— WHAT TO DO —
Tally the lines of the data that include the word "表单分类" and state the total, nothing else.
-- Start TASK DATA --
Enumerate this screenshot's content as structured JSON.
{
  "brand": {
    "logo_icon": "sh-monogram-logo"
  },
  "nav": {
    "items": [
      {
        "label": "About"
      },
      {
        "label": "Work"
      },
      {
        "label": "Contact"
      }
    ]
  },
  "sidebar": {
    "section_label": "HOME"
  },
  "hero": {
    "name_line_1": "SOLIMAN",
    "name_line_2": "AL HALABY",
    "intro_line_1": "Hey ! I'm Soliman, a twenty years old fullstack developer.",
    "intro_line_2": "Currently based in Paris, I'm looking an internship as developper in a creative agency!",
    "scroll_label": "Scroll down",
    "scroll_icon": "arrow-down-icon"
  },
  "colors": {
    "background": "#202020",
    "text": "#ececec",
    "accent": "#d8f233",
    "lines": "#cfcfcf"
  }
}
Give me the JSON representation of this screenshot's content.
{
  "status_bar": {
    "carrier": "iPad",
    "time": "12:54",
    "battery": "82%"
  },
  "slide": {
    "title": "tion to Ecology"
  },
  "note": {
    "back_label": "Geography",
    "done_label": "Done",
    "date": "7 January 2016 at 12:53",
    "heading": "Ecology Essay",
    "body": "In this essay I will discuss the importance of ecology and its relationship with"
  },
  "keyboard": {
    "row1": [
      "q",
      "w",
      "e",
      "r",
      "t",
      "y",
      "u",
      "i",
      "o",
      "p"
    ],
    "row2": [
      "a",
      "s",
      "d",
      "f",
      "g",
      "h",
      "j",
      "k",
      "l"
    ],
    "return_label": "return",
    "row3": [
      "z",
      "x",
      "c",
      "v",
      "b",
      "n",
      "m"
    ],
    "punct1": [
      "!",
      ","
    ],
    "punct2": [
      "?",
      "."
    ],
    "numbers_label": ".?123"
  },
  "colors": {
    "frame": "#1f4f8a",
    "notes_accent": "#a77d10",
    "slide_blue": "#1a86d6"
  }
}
-- End TASK DATA --
-- Start TASK DATA --
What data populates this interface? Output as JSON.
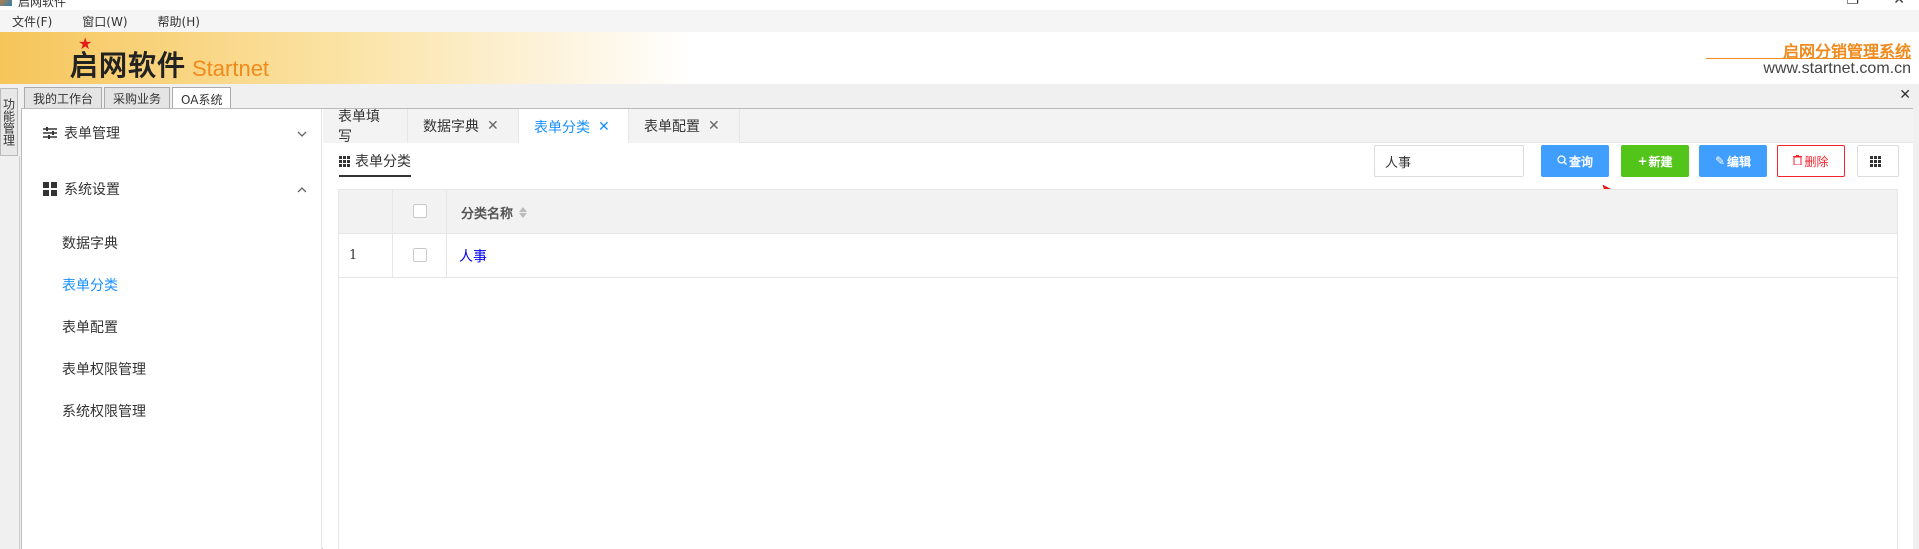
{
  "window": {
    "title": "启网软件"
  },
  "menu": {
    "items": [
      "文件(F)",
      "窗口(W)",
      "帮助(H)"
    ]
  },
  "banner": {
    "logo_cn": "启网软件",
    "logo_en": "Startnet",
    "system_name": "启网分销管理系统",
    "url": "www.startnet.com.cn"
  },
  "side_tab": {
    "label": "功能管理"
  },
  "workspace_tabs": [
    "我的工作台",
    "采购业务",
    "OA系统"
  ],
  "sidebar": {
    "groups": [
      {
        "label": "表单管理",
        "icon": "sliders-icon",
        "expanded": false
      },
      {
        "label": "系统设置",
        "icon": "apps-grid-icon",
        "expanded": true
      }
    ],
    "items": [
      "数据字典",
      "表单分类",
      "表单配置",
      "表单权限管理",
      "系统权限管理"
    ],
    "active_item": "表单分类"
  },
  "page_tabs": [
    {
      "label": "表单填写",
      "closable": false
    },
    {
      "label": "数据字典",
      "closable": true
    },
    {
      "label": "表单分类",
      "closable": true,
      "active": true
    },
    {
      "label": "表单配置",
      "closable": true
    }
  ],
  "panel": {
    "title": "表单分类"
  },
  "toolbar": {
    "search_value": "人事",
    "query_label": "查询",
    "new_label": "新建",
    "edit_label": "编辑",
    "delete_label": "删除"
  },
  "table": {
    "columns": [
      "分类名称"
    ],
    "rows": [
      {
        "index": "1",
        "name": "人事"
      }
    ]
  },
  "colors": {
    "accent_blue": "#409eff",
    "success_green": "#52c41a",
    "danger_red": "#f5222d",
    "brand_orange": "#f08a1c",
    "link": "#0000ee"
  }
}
-- End TASK DATA --
— COMPLETE OUTPUT —
4